───── AVAILABLE RECORDS
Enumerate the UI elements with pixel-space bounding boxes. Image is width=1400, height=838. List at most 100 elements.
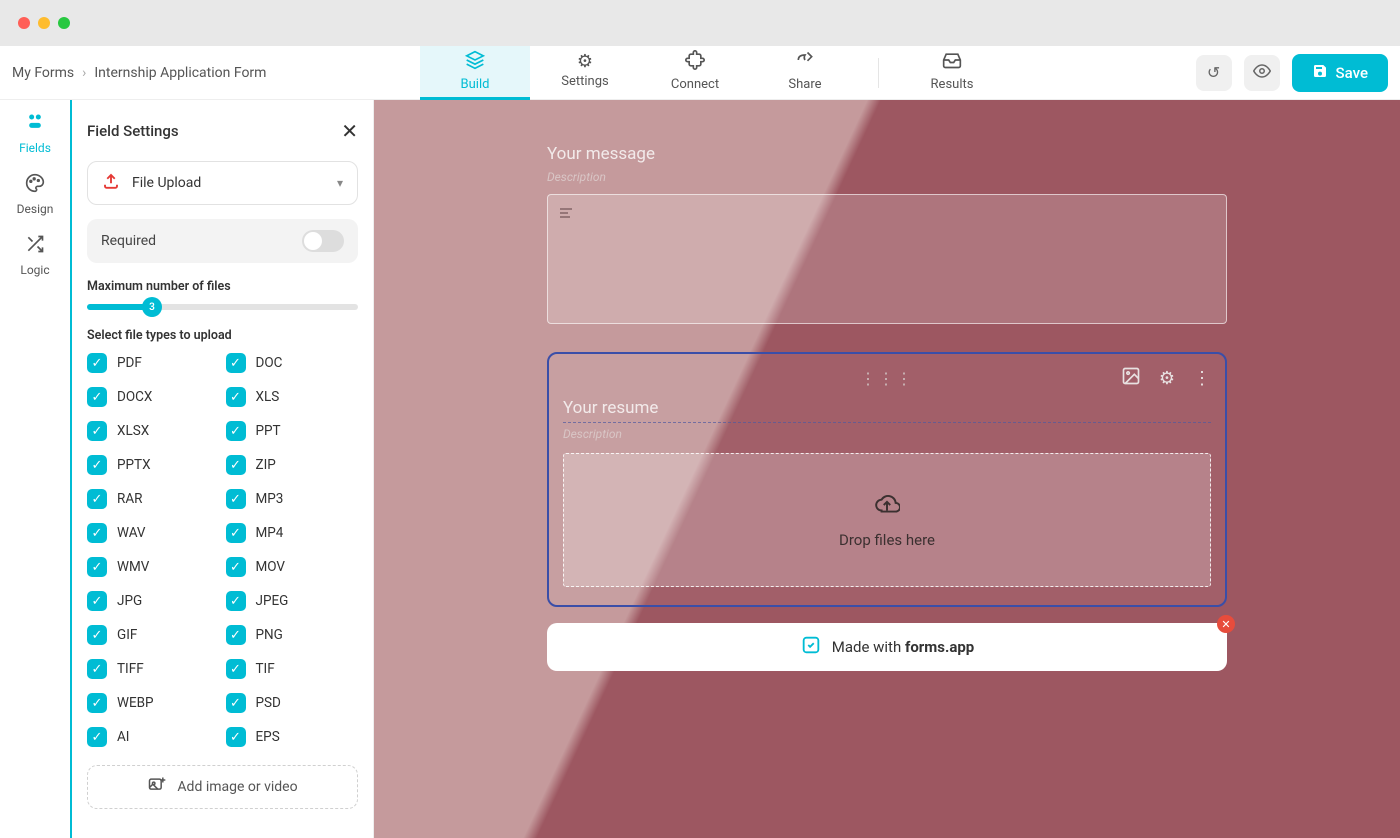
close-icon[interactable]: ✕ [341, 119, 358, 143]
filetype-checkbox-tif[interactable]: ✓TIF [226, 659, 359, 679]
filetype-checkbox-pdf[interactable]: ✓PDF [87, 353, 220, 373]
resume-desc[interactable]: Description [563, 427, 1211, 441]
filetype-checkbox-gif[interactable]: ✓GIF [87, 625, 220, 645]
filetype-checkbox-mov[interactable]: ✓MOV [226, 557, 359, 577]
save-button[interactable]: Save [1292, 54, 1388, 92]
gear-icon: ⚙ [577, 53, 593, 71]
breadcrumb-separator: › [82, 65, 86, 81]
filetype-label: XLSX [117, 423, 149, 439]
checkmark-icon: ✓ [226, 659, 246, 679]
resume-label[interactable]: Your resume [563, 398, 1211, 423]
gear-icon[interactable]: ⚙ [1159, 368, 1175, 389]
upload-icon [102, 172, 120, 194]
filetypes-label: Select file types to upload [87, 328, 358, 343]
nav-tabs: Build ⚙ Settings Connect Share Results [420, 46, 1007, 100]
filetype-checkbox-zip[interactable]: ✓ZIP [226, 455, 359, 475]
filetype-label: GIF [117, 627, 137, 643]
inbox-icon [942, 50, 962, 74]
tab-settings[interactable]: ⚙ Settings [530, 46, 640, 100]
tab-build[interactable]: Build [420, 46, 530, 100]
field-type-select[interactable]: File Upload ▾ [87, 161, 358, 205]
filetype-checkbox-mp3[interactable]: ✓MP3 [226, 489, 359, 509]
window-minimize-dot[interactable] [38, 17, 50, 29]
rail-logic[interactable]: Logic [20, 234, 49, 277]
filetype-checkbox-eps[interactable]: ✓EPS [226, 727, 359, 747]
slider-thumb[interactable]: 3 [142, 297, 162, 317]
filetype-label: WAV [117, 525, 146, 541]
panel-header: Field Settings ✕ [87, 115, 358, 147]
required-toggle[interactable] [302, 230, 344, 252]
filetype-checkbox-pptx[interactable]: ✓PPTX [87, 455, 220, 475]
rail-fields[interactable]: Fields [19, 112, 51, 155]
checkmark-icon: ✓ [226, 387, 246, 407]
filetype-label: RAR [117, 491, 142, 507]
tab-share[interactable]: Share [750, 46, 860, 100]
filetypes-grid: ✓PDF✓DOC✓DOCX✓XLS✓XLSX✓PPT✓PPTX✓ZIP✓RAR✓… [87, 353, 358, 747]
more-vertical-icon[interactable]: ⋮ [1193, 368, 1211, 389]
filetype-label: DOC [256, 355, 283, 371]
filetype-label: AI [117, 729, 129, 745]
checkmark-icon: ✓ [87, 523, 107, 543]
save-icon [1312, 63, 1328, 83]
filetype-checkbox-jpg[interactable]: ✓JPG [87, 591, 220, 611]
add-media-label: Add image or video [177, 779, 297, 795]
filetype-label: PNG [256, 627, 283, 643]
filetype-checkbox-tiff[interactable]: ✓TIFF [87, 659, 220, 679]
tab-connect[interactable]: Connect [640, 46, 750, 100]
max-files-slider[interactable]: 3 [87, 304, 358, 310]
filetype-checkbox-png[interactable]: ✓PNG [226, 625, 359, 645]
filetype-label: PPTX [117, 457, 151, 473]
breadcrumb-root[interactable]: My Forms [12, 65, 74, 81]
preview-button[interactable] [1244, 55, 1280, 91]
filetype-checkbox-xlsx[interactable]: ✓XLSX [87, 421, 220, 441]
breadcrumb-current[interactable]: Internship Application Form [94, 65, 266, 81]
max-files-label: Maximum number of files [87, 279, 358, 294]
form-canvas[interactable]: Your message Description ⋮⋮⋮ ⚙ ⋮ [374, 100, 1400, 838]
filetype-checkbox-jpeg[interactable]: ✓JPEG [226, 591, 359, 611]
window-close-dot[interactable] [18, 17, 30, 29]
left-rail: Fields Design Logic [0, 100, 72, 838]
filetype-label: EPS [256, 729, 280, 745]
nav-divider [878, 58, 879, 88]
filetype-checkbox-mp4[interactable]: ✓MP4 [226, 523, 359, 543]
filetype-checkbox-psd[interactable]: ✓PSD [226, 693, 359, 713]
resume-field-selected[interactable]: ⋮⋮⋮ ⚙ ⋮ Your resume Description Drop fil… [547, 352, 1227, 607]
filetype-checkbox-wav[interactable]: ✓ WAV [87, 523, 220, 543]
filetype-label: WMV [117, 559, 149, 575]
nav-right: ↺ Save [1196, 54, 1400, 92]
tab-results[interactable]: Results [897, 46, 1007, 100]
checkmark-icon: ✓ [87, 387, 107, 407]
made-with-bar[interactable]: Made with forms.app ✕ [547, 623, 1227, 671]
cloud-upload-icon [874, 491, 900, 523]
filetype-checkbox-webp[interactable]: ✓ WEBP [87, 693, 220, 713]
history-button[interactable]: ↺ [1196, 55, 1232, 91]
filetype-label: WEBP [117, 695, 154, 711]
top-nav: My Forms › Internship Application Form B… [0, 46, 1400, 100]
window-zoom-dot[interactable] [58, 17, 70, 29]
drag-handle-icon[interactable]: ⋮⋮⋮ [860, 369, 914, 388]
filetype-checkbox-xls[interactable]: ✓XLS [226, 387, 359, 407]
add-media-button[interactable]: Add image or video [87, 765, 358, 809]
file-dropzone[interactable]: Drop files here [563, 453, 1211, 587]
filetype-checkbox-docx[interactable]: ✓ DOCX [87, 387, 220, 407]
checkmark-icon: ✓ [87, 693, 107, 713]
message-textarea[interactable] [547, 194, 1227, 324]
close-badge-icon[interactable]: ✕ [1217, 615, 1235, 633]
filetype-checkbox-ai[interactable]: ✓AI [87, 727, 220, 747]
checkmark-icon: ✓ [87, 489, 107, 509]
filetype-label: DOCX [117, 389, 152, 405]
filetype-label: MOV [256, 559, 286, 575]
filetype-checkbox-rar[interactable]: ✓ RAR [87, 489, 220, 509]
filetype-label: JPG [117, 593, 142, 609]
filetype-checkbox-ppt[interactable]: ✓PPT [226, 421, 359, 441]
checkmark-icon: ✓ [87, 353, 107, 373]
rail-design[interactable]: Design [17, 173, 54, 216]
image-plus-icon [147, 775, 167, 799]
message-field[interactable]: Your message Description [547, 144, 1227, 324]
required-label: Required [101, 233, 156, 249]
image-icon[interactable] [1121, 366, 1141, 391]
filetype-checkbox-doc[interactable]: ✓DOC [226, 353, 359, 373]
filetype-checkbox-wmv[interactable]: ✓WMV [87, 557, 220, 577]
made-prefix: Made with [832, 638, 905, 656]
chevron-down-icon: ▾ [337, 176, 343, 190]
──────────
Transcribe every line of the listing above without changes, and leave the pictures out of your answer.

Enumerate the UI elements with pixel-space bounding boxes. Image is width=1400, height=838. List at most 100 elements.
close-icon[interactable]: ✕ [341, 119, 358, 143]
filetype-checkbox-tif[interactable]: ✓TIF [226, 659, 359, 679]
filetype-checkbox-pdf[interactable]: ✓PDF [87, 353, 220, 373]
resume-desc[interactable]: Description [563, 427, 1211, 441]
filetype-checkbox-gif[interactable]: ✓GIF [87, 625, 220, 645]
filetype-checkbox-mov[interactable]: ✓MOV [226, 557, 359, 577]
save-button[interactable]: Save [1292, 54, 1388, 92]
gear-icon: ⚙ [577, 53, 593, 71]
breadcrumb-separator: › [82, 65, 86, 81]
filetype-label: XLSX [117, 423, 149, 439]
checkmark-icon: ✓ [226, 659, 246, 679]
resume-label[interactable]: Your resume [563, 398, 1211, 423]
gear-icon[interactable]: ⚙ [1159, 368, 1175, 389]
upload-icon [102, 172, 120, 194]
filetypes-label: Select file types to upload [87, 328, 358, 343]
nav-tabs: Build ⚙ Settings Connect Share Results [420, 46, 1007, 100]
filetype-checkbox-zip[interactable]: ✓ZIP [226, 455, 359, 475]
filetype-label: GIF [117, 627, 137, 643]
inbox-icon [942, 50, 962, 74]
tab-settings[interactable]: ⚙ Settings [530, 46, 640, 100]
tab-build[interactable]: Build [420, 46, 530, 100]
field-type-select[interactable]: File Upload ▾ [87, 161, 358, 205]
filetype-checkbox-mp3[interactable]: ✓MP3 [226, 489, 359, 509]
window-minimize-dot[interactable] [38, 17, 50, 29]
rail-logic[interactable]: Logic [20, 234, 49, 277]
filetype-checkbox-eps[interactable]: ✓EPS [226, 727, 359, 747]
slider-thumb[interactable]: 3 [142, 297, 162, 317]
filetype-label: WAV [117, 525, 146, 541]
panel-header: Field Settings ✕ [87, 115, 358, 147]
required-toggle[interactable] [302, 230, 344, 252]
filetype-checkbox-pptx[interactable]: ✓PPTX [87, 455, 220, 475]
rail-fields[interactable]: Fields [19, 112, 51, 155]
checkmark-icon: ✓ [226, 387, 246, 407]
filetype-label: RAR [117, 491, 142, 507]
tab-share[interactable]: Share [750, 46, 860, 100]
filetypes-grid: ✓PDF✓DOC✓DOCX✓XLS✓XLSX✓PPT✓PPTX✓ZIP✓RAR✓… [87, 353, 358, 747]
more-vertical-icon[interactable]: ⋮ [1193, 368, 1211, 389]
filetype-label: DOC [256, 355, 283, 371]
filetype-label: AI [117, 729, 129, 745]
checkmark-icon: ✓ [87, 523, 107, 543]
save-icon [1312, 63, 1328, 83]
filetype-checkbox-jpg[interactable]: ✓JPG [87, 591, 220, 611]
add-media-label: Add image or video [177, 779, 297, 795]
filetype-label: PNG [256, 627, 283, 643]
filetype-checkbox-tiff[interactable]: ✓TIFF [87, 659, 220, 679]
tab-connect[interactable]: Connect [640, 46, 750, 100]
max-files-slider[interactable]: 3 [87, 304, 358, 310]
filetype-checkbox-png[interactable]: ✓PNG [226, 625, 359, 645]
filetype-label: PPTX [117, 457, 151, 473]
breadcrumb-root[interactable]: My Forms [12, 65, 74, 81]
preview-button[interactable] [1244, 55, 1280, 91]
filetype-checkbox-xlsx[interactable]: ✓XLSX [87, 421, 220, 441]
breadcrumb-current[interactable]: Internship Application Form [94, 65, 266, 81]
max-files-label: Maximum number of files [87, 279, 358, 294]
form-canvas[interactable]: Your message Description ⋮⋮⋮ ⚙ ⋮ [374, 100, 1400, 838]
filetype-checkbox-jpeg[interactable]: ✓JPEG [226, 591, 359, 611]
window-close-dot[interactable] [18, 17, 30, 29]
left-rail: Fields Design Logic [0, 100, 72, 838]
filetype-label: EPS [256, 729, 280, 745]
nav-divider [878, 58, 879, 88]
filetype-checkbox-mp4[interactable]: ✓MP4 [226, 523, 359, 543]
filetype-checkbox-psd[interactable]: ✓PSD [226, 693, 359, 713]
resume-field-selected[interactable]: ⋮⋮⋮ ⚙ ⋮ Your resume Description Drop fil… [547, 352, 1227, 607]
filetype-checkbox-wav[interactable]: ✓ WAV [87, 523, 220, 543]
filetype-label: WMV [117, 559, 149, 575]
nav-right: ↺ Save [1196, 54, 1400, 92]
tab-results[interactable]: Results [897, 46, 1007, 100]
checkmark-icon: ✓ [87, 387, 107, 407]
made-with-bar[interactable]: Made with forms.app ✕ [547, 623, 1227, 671]
cloud-upload-icon [874, 491, 900, 523]
filetype-checkbox-webp[interactable]: ✓ WEBP [87, 693, 220, 713]
history-button[interactable]: ↺ [1196, 55, 1232, 91]
filetype-label: WEBP [117, 695, 154, 711]
top-nav: My Forms › Internship Application Form B… [0, 46, 1400, 100]
window-zoom-dot[interactable] [58, 17, 70, 29]
drag-handle-icon[interactable]: ⋮⋮⋮ [860, 369, 914, 388]
filetype-checkbox-xls[interactable]: ✓XLS [226, 387, 359, 407]
add-media-button[interactable]: Add image or video [87, 765, 358, 809]
file-dropzone[interactable]: Drop files here [563, 453, 1211, 587]
filetype-checkbox-docx[interactable]: ✓ DOCX [87, 387, 220, 407]
checkmark-icon: ✓ [87, 693, 107, 713]
message-textarea[interactable] [547, 194, 1227, 324]
close-badge-icon[interactable]: ✕ [1217, 615, 1235, 633]
filetype-checkbox-ai[interactable]: ✓AI [87, 727, 220, 747]
checkmark-icon: ✓ [87, 489, 107, 509]
filetype-label: DOCX [117, 389, 152, 405]
filetype-label: MOV [256, 559, 286, 575]
filetype-checkbox-rar[interactable]: ✓ RAR [87, 489, 220, 509]
filetype-label: JPG [117, 593, 142, 609]
filetype-checkbox-ppt[interactable]: ✓PPT [226, 421, 359, 441]
checkmark-icon: ✓ [87, 353, 107, 373]
rail-design[interactable]: Design [17, 173, 54, 216]
image-plus-icon [147, 775, 167, 799]
message-field[interactable]: Your message Description [547, 144, 1227, 324]
required-label: Required [101, 233, 156, 249]
image-icon[interactable] [1121, 366, 1141, 391]
filetype-checkbox-doc[interactable]: ✓DOC [226, 353, 359, 373]
filetype-checkbox-wmv[interactable]: ✓WMV [87, 557, 220, 577]
made-prefix: Made with [832, 638, 905, 656]
chevron-down-icon: ▾ [337, 176, 343, 190]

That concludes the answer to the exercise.